┌──

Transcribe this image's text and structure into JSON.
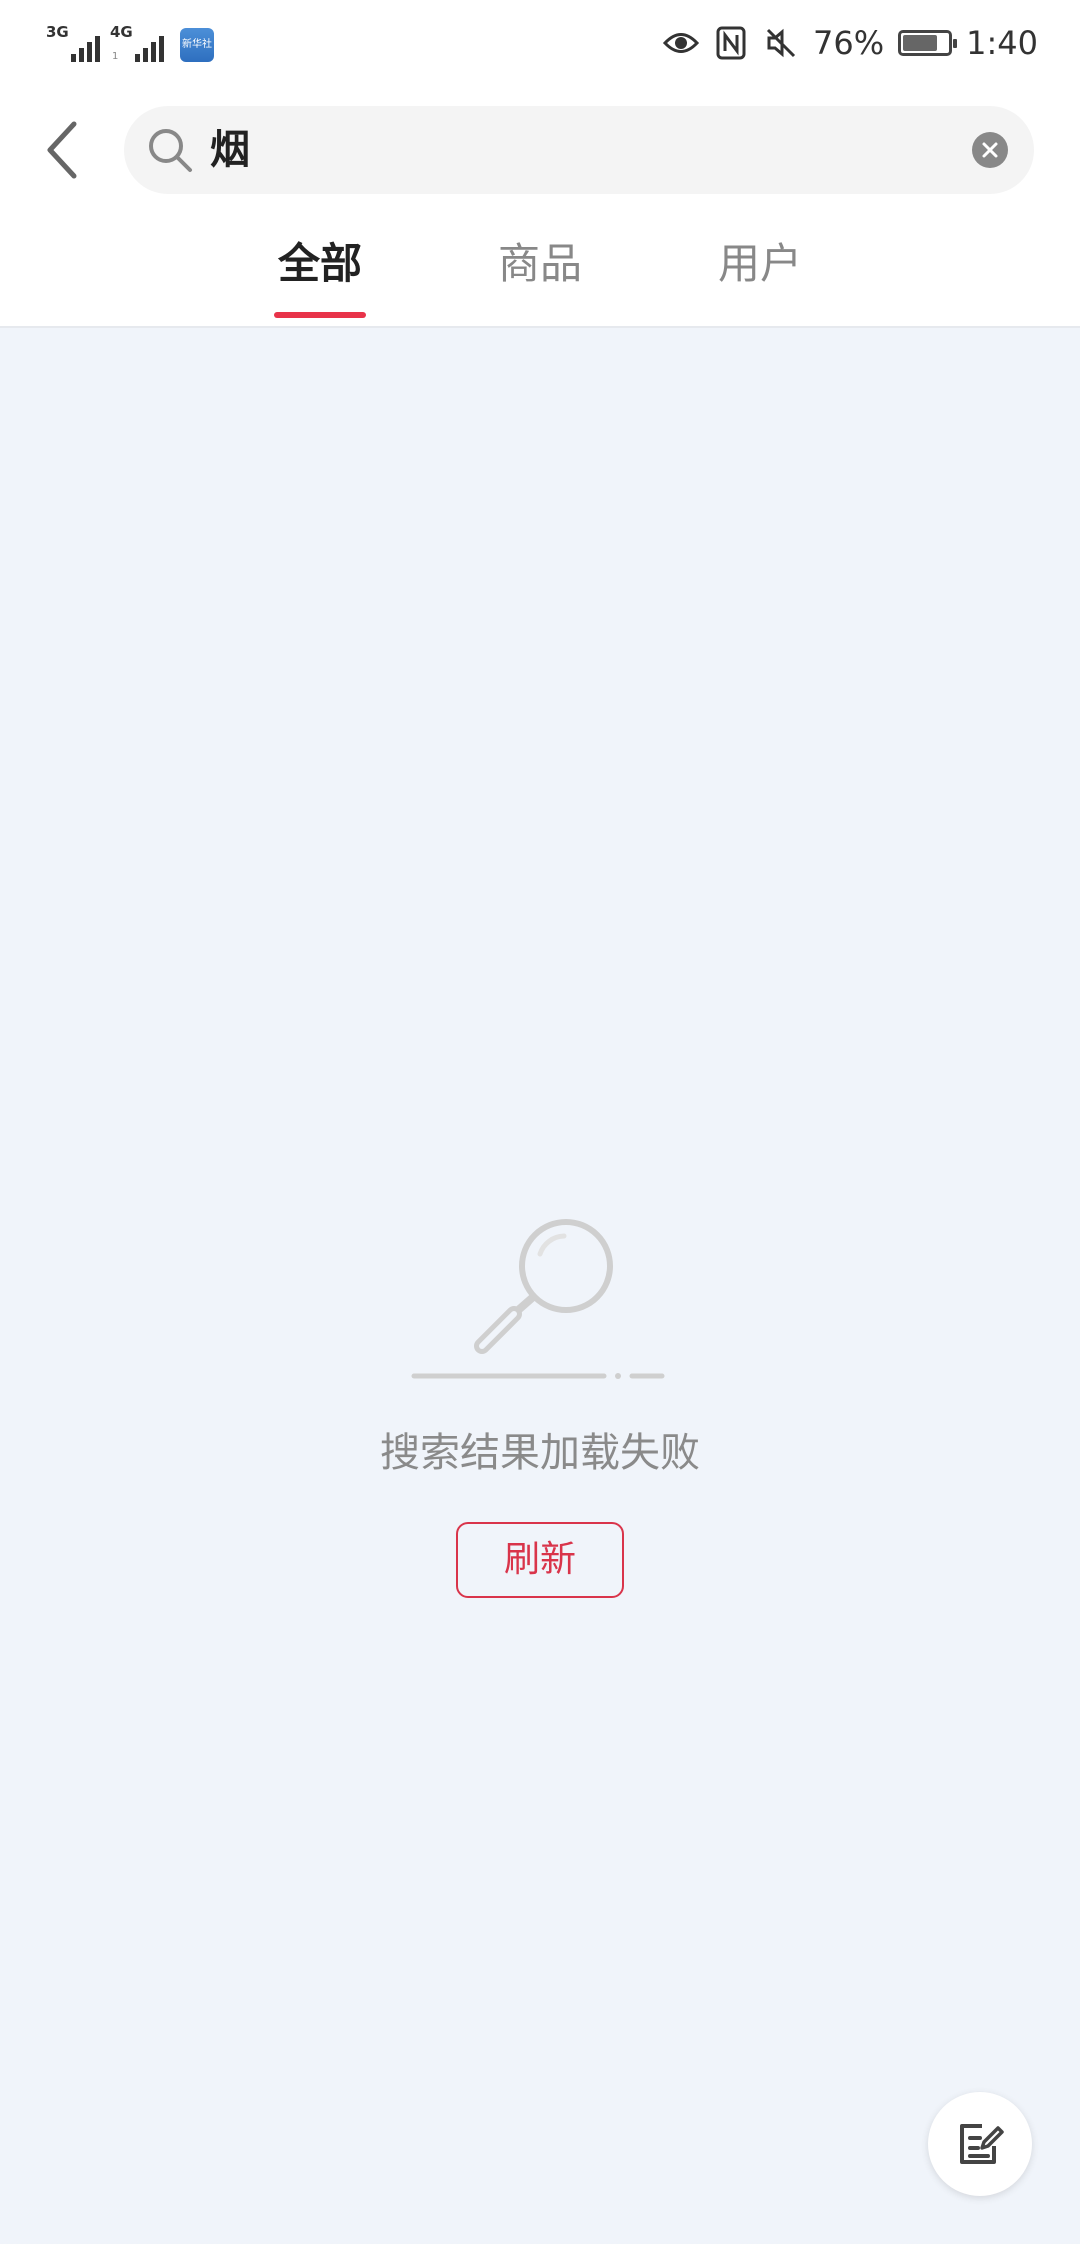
{
  "status_bar": {
    "net1": "3G",
    "net2": "4G",
    "net2_sub": "1",
    "app_badge": "新华社",
    "battery_percent": "76%",
    "battery_level": 0.76,
    "time": "1:40",
    "icons": [
      "eye-icon",
      "nfc-icon",
      "mute-icon",
      "battery-icon"
    ]
  },
  "header": {
    "search_value": "烟"
  },
  "tabs": [
    {
      "label": "全部",
      "active": true
    },
    {
      "label": "商品",
      "active": false
    },
    {
      "label": "用户",
      "active": false
    }
  ],
  "empty_state": {
    "message": "搜索结果加载失败",
    "refresh_label": "刷新"
  },
  "colors": {
    "accent": "#e8334a",
    "page_bg": "#f0f4fa"
  }
}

└──

Description of the task: In your copy, leave out the pictures and reproduce the material above exactly.

Reply:
Transcribe this image's text and structure into JSON.
{
  "status_bar": {
    "net1": "3G",
    "net2": "4G",
    "net2_sub": "1",
    "app_badge": "新华社",
    "battery_percent": "76%",
    "battery_level": 0.76,
    "time": "1:40",
    "icons": [
      "eye-icon",
      "nfc-icon",
      "mute-icon",
      "battery-icon"
    ]
  },
  "header": {
    "search_value": "烟"
  },
  "tabs": [
    {
      "label": "全部",
      "active": true
    },
    {
      "label": "商品",
      "active": false
    },
    {
      "label": "用户",
      "active": false
    }
  ],
  "empty_state": {
    "message": "搜索结果加载失败",
    "refresh_label": "刷新"
  },
  "colors": {
    "accent": "#e8334a",
    "page_bg": "#f0f4fa"
  }
}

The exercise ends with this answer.